(Material to process):
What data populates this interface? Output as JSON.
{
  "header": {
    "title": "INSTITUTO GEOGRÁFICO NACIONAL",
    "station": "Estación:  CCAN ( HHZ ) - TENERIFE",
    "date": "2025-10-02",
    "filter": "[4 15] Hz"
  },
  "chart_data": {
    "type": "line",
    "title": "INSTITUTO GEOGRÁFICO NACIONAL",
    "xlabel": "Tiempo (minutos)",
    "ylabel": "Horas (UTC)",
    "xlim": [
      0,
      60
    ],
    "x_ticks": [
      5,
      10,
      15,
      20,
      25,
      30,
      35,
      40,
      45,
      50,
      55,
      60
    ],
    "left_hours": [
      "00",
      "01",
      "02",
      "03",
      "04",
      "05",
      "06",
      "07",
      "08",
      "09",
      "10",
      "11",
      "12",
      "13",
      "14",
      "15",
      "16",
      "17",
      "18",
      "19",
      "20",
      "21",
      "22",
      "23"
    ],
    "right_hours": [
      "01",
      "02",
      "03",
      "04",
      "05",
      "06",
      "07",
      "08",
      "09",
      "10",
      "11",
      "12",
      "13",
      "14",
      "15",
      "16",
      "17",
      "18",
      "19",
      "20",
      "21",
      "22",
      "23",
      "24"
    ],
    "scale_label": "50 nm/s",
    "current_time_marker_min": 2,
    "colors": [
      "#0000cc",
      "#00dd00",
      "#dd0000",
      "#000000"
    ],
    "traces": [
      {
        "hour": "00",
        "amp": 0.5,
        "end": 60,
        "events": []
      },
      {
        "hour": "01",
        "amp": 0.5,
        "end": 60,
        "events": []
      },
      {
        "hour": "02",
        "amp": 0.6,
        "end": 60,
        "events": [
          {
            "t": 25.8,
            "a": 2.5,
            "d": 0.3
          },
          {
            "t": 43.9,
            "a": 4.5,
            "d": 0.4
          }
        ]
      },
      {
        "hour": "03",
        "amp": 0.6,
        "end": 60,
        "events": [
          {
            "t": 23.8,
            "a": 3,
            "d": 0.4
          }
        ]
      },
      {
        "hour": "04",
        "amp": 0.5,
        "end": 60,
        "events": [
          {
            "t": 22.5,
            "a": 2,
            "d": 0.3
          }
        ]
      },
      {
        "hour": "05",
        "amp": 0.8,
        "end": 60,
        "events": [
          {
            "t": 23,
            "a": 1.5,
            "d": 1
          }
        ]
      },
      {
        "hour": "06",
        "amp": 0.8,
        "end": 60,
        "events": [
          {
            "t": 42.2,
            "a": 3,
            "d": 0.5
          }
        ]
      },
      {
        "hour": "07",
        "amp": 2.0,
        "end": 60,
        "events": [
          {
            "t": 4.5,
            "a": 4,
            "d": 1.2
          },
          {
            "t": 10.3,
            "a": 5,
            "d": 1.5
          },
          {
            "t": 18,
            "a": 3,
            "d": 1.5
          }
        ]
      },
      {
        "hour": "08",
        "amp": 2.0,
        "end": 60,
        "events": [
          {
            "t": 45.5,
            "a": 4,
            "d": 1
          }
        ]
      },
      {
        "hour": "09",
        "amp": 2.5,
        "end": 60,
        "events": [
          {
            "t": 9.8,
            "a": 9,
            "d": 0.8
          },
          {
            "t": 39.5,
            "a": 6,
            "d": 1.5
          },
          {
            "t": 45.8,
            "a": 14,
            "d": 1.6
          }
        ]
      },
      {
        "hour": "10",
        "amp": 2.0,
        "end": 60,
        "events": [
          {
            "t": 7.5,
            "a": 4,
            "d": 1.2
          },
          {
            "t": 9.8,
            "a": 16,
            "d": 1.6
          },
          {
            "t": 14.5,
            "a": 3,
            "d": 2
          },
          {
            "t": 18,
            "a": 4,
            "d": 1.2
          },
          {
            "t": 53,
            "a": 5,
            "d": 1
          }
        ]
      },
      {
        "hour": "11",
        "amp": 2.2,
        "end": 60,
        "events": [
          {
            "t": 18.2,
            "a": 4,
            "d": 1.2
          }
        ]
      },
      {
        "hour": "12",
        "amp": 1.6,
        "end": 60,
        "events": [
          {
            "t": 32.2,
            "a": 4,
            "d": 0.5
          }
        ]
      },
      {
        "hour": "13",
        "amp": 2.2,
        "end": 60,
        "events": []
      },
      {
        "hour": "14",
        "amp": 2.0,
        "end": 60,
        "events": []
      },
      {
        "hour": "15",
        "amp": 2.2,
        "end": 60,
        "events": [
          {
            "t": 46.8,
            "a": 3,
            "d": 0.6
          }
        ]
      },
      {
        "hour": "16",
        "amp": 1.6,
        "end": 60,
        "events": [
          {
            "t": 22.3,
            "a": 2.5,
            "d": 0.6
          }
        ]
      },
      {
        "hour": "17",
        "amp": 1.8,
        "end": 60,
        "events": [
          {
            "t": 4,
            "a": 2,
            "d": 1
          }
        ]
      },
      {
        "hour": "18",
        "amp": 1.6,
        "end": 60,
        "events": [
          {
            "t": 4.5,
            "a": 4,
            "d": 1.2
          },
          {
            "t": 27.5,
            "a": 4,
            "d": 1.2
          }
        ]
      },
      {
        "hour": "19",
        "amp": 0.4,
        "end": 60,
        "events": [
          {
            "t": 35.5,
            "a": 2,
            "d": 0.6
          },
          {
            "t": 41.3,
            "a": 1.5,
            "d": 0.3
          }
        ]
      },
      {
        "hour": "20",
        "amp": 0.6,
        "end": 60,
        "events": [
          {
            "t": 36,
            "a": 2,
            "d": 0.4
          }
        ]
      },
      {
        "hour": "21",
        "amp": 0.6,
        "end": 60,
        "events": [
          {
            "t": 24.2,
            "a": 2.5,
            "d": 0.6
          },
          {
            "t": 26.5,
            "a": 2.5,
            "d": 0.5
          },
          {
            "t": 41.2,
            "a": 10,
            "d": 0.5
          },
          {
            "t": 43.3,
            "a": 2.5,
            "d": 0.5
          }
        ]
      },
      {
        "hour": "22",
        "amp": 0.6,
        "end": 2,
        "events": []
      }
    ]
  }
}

(Goal of the exercise): Reproduce the material above without altering a single character.

(Output of the exercise):
What data populates this interface? Output as JSON.
{
  "header": {
    "title": "INSTITUTO GEOGRÁFICO NACIONAL",
    "station": "Estación:  CCAN ( HHZ ) - TENERIFE",
    "date": "2025-10-02",
    "filter": "[4 15] Hz"
  },
  "chart_data": {
    "type": "line",
    "title": "INSTITUTO GEOGRÁFICO NACIONAL",
    "xlabel": "Tiempo (minutos)",
    "ylabel": "Horas (UTC)",
    "xlim": [
      0,
      60
    ],
    "x_ticks": [
      5,
      10,
      15,
      20,
      25,
      30,
      35,
      40,
      45,
      50,
      55,
      60
    ],
    "left_hours": [
      "00",
      "01",
      "02",
      "03",
      "04",
      "05",
      "06",
      "07",
      "08",
      "09",
      "10",
      "11",
      "12",
      "13",
      "14",
      "15",
      "16",
      "17",
      "18",
      "19",
      "20",
      "21",
      "22",
      "23"
    ],
    "right_hours": [
      "01",
      "02",
      "03",
      "04",
      "05",
      "06",
      "07",
      "08",
      "09",
      "10",
      "11",
      "12",
      "13",
      "14",
      "15",
      "16",
      "17",
      "18",
      "19",
      "20",
      "21",
      "22",
      "23",
      "24"
    ],
    "scale_label": "50 nm/s",
    "current_time_marker_min": 2,
    "colors": [
      "#0000cc",
      "#00dd00",
      "#dd0000",
      "#000000"
    ],
    "traces": [
      {
        "hour": "00",
        "amp": 0.5,
        "end": 60,
        "events": []
      },
      {
        "hour": "01",
        "amp": 0.5,
        "end": 60,
        "events": []
      },
      {
        "hour": "02",
        "amp": 0.6,
        "end": 60,
        "events": [
          {
            "t": 25.8,
            "a": 2.5,
            "d": 0.3
          },
          {
            "t": 43.9,
            "a": 4.5,
            "d": 0.4
          }
        ]
      },
      {
        "hour": "03",
        "amp": 0.6,
        "end": 60,
        "events": [
          {
            "t": 23.8,
            "a": 3,
            "d": 0.4
          }
        ]
      },
      {
        "hour": "04",
        "amp": 0.5,
        "end": 60,
        "events": [
          {
            "t": 22.5,
            "a": 2,
            "d": 0.3
          }
        ]
      },
      {
        "hour": "05",
        "amp": 0.8,
        "end": 60,
        "events": [
          {
            "t": 23,
            "a": 1.5,
            "d": 1
          }
        ]
      },
      {
        "hour": "06",
        "amp": 0.8,
        "end": 60,
        "events": [
          {
            "t": 42.2,
            "a": 3,
            "d": 0.5
          }
        ]
      },
      {
        "hour": "07",
        "amp": 2.0,
        "end": 60,
        "events": [
          {
            "t": 4.5,
            "a": 4,
            "d": 1.2
          },
          {
            "t": 10.3,
            "a": 5,
            "d": 1.5
          },
          {
            "t": 18,
            "a": 3,
            "d": 1.5
          }
        ]
      },
      {
        "hour": "08",
        "amp": 2.0,
        "end": 60,
        "events": [
          {
            "t": 45.5,
            "a": 4,
            "d": 1
          }
        ]
      },
      {
        "hour": "09",
        "amp": 2.5,
        "end": 60,
        "events": [
          {
            "t": 9.8,
            "a": 9,
            "d": 0.8
          },
          {
            "t": 39.5,
            "a": 6,
            "d": 1.5
          },
          {
            "t": 45.8,
            "a": 14,
            "d": 1.6
          }
        ]
      },
      {
        "hour": "10",
        "amp": 2.0,
        "end": 60,
        "events": [
          {
            "t": 7.5,
            "a": 4,
            "d": 1.2
          },
          {
            "t": 9.8,
            "a": 16,
            "d": 1.6
          },
          {
            "t": 14.5,
            "a": 3,
            "d": 2
          },
          {
            "t": 18,
            "a": 4,
            "d": 1.2
          },
          {
            "t": 53,
            "a": 5,
            "d": 1
          }
        ]
      },
      {
        "hour": "11",
        "amp": 2.2,
        "end": 60,
        "events": [
          {
            "t": 18.2,
            "a": 4,
            "d": 1.2
          }
        ]
      },
      {
        "hour": "12",
        "amp": 1.6,
        "end": 60,
        "events": [
          {
            "t": 32.2,
            "a": 4,
            "d": 0.5
          }
        ]
      },
      {
        "hour": "13",
        "amp": 2.2,
        "end": 60,
        "events": []
      },
      {
        "hour": "14",
        "amp": 2.0,
        "end": 60,
        "events": []
      },
      {
        "hour": "15",
        "amp": 2.2,
        "end": 60,
        "events": [
          {
            "t": 46.8,
            "a": 3,
            "d": 0.6
          }
        ]
      },
      {
        "hour": "16",
        "amp": 1.6,
        "end": 60,
        "events": [
          {
            "t": 22.3,
            "a": 2.5,
            "d": 0.6
          }
        ]
      },
      {
        "hour": "17",
        "amp": 1.8,
        "end": 60,
        "events": [
          {
            "t": 4,
            "a": 2,
            "d": 1
          }
        ]
      },
      {
        "hour": "18",
        "amp": 1.6,
        "end": 60,
        "events": [
          {
            "t": 4.5,
            "a": 4,
            "d": 1.2
          },
          {
            "t": 27.5,
            "a": 4,
            "d": 1.2
          }
        ]
      },
      {
        "hour": "19",
        "amp": 0.4,
        "end": 60,
        "events": [
          {
            "t": 35.5,
            "a": 2,
            "d": 0.6
          },
          {
            "t": 41.3,
            "a": 1.5,
            "d": 0.3
          }
        ]
      },
      {
        "hour": "20",
        "amp": 0.6,
        "end": 60,
        "events": [
          {
            "t": 36,
            "a": 2,
            "d": 0.4
          }
        ]
      },
      {
        "hour": "21",
        "amp": 0.6,
        "end": 60,
        "events": [
          {
            "t": 24.2,
            "a": 2.5,
            "d": 0.6
          },
          {
            "t": 26.5,
            "a": 2.5,
            "d": 0.5
          },
          {
            "t": 41.2,
            "a": 10,
            "d": 0.5
          },
          {
            "t": 43.3,
            "a": 2.5,
            "d": 0.5
          }
        ]
      },
      {
        "hour": "22",
        "amp": 0.6,
        "end": 2,
        "events": []
      }
    ]
  }
}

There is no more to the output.